**AIM OF THE TASK**
Review the material and extract every line in which the word "کمیسیون" occurs.

● ● ● ●

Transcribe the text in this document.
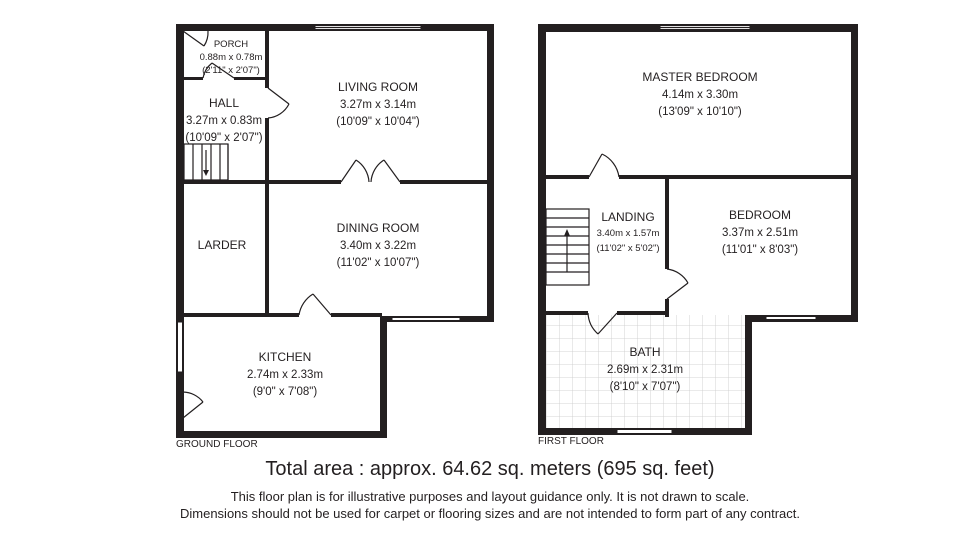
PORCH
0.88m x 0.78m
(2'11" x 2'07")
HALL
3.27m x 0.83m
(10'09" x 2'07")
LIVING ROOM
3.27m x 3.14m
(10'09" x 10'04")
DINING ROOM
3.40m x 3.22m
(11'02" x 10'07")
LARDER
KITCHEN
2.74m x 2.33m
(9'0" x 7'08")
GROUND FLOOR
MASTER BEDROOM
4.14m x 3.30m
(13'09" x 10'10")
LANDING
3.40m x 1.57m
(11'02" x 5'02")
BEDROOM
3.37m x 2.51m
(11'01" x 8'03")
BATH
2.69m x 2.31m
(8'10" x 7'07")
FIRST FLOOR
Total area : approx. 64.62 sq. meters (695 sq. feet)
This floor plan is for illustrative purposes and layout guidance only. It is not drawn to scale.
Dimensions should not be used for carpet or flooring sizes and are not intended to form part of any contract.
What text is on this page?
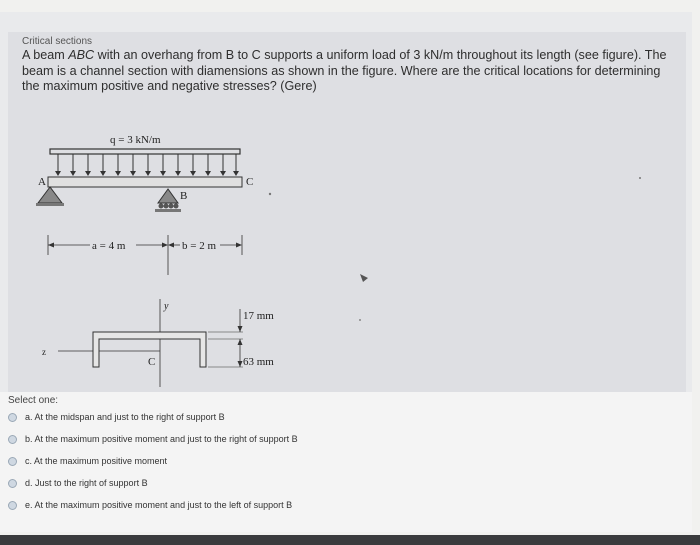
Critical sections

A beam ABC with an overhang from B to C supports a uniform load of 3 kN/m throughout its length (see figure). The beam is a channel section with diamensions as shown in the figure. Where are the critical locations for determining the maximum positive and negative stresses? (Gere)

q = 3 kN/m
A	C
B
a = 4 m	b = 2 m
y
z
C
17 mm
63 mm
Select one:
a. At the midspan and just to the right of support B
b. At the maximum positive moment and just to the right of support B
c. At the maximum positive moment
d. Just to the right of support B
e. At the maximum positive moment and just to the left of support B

● ● ● ●

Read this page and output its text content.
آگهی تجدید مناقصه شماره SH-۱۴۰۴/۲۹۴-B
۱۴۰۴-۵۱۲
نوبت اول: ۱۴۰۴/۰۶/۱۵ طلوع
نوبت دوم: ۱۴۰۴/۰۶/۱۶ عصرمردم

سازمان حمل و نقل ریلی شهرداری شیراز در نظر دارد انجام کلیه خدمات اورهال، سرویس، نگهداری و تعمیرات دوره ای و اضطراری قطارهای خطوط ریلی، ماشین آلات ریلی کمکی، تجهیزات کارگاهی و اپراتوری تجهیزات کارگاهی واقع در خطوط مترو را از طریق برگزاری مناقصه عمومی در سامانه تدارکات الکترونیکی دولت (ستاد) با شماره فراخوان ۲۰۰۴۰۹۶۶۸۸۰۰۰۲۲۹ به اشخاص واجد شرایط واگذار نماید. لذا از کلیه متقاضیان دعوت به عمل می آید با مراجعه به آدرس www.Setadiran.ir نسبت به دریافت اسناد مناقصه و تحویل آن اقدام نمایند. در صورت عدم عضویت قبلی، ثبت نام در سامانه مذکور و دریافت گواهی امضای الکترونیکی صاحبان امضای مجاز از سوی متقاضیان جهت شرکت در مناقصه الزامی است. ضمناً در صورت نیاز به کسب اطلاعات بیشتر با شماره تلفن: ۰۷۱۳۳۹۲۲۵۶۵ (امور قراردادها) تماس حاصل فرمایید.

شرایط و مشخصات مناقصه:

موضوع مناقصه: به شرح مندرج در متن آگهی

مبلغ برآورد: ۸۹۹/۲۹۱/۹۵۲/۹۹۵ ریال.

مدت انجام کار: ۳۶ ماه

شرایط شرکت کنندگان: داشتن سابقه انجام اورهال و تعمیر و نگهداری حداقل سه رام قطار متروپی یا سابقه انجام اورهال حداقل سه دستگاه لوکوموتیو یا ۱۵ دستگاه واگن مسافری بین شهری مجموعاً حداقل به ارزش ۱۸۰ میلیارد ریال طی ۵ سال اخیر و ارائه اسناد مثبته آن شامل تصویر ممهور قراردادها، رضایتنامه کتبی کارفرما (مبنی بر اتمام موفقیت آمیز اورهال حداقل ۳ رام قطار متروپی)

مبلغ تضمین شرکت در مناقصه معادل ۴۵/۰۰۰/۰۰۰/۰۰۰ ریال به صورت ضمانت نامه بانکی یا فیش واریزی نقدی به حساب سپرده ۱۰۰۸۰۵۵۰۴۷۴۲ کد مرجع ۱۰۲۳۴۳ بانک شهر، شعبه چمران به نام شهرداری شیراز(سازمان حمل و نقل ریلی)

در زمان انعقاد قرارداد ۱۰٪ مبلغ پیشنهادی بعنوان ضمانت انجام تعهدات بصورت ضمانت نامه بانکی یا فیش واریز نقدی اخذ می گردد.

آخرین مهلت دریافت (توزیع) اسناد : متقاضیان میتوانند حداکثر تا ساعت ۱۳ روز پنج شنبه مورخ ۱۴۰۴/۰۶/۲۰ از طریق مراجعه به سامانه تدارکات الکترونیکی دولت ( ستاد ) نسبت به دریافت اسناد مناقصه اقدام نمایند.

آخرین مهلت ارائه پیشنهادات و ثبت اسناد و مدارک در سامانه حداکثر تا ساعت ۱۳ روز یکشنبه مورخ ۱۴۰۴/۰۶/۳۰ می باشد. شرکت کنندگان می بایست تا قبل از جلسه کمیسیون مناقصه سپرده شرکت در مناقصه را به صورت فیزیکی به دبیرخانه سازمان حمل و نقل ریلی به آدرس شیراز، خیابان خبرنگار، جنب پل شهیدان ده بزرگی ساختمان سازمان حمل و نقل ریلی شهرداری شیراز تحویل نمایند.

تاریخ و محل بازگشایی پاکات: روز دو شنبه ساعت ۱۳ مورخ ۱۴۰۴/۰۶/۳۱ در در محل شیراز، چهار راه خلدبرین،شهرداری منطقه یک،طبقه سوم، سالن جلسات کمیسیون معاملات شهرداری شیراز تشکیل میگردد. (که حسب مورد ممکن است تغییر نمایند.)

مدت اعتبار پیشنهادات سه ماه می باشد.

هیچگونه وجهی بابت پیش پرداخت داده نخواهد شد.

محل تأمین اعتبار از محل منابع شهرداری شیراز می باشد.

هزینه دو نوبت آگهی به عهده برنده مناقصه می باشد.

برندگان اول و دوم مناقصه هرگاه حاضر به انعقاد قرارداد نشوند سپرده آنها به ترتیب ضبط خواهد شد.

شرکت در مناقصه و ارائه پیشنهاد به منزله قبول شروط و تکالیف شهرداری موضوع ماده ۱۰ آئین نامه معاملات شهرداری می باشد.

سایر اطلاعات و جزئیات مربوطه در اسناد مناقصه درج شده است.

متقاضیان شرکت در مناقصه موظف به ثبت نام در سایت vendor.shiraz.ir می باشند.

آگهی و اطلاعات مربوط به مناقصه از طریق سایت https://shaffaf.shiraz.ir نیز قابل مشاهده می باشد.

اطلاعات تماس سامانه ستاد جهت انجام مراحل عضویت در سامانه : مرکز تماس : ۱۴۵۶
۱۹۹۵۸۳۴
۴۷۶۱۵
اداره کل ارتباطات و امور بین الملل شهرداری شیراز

● ● ● ●

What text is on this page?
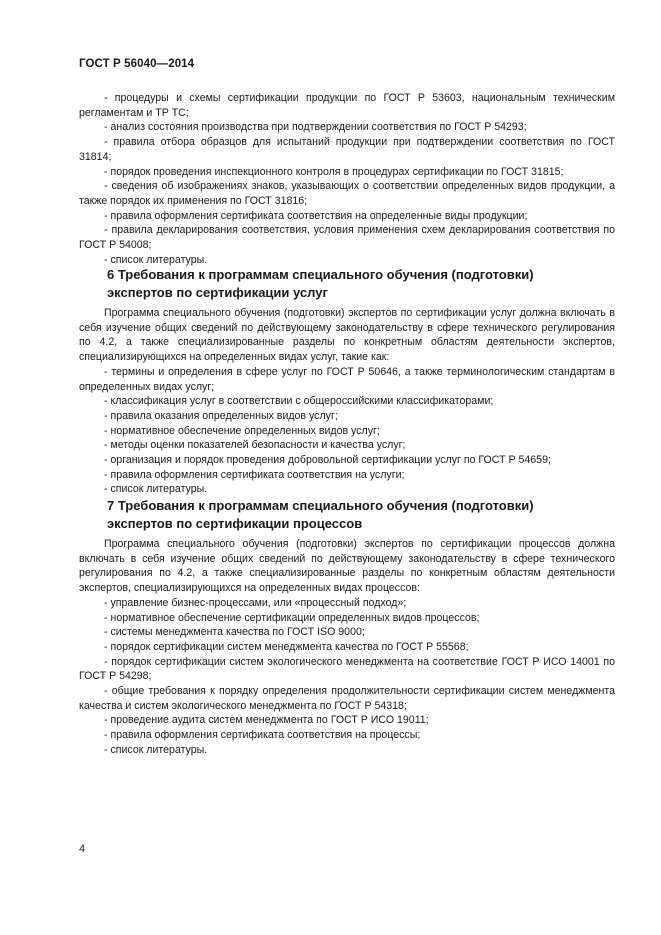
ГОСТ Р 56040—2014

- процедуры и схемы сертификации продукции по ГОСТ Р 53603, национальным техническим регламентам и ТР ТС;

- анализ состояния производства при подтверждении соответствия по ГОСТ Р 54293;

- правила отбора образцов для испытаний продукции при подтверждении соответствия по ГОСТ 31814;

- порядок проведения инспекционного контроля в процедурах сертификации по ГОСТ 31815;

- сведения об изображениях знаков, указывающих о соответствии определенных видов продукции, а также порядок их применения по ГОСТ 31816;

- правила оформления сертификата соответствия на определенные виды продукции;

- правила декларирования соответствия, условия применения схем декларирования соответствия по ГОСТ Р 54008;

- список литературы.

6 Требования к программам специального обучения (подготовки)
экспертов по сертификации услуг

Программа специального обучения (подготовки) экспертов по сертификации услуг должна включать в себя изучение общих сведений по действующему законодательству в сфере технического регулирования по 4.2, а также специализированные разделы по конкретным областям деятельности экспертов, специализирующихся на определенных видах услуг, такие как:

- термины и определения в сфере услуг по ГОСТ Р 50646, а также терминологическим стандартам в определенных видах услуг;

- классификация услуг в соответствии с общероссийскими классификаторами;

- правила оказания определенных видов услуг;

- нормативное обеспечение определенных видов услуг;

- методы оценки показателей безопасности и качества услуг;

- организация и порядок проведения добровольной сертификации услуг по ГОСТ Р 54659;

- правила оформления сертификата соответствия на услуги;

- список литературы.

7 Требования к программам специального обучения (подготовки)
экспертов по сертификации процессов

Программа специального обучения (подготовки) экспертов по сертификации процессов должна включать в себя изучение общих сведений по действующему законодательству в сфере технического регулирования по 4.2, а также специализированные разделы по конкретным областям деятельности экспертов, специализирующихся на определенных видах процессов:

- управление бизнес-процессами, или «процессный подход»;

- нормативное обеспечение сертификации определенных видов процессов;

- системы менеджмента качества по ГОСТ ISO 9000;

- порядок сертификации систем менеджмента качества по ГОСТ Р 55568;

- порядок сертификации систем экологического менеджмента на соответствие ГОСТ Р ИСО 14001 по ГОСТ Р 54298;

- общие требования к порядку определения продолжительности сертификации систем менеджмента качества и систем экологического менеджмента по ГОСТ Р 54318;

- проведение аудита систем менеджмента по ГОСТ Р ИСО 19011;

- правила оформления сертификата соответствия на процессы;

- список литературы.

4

● ● ● ●

**RESULT OF THE TASK**
آخرین مهلت ارائه پیشنهادات و ثبت اسناد و مدارک در سامانه حداکثر تا ساعت ۱۳ روز یکشنبه مورخ ۱۴۰۴/۰۶/۳۰ می باشد. شرکت کنندگان می بایست تا قبل از جلسه کمیسیون مناقصه سپرده شرکت در مناقصه را به صورت فیزیکی به دبیرخانه سازمان حمل و نقل ریلی به آدرس شیراز، خیابان خبرنگار، جنب پل شهیدان ده بزرگی ساختمان سازمان حمل و نقل ریلی شهرداری شیراز تحویل نمایند.
تاریخ و محل بازگشایی پاکات: روز دو شنبه ساعت ۱۳ مورخ ۱۴۰۴/۰۶/۳۱ در در محل شیراز، چهار راه خلدبرین،شهرداری منطقه یک،طبقه سوم، سالن جلسات کمیسیون معاملات شهرداری شیراز تشکیل میگردد. (که حسب مورد ممکن است تغییر نمایند.)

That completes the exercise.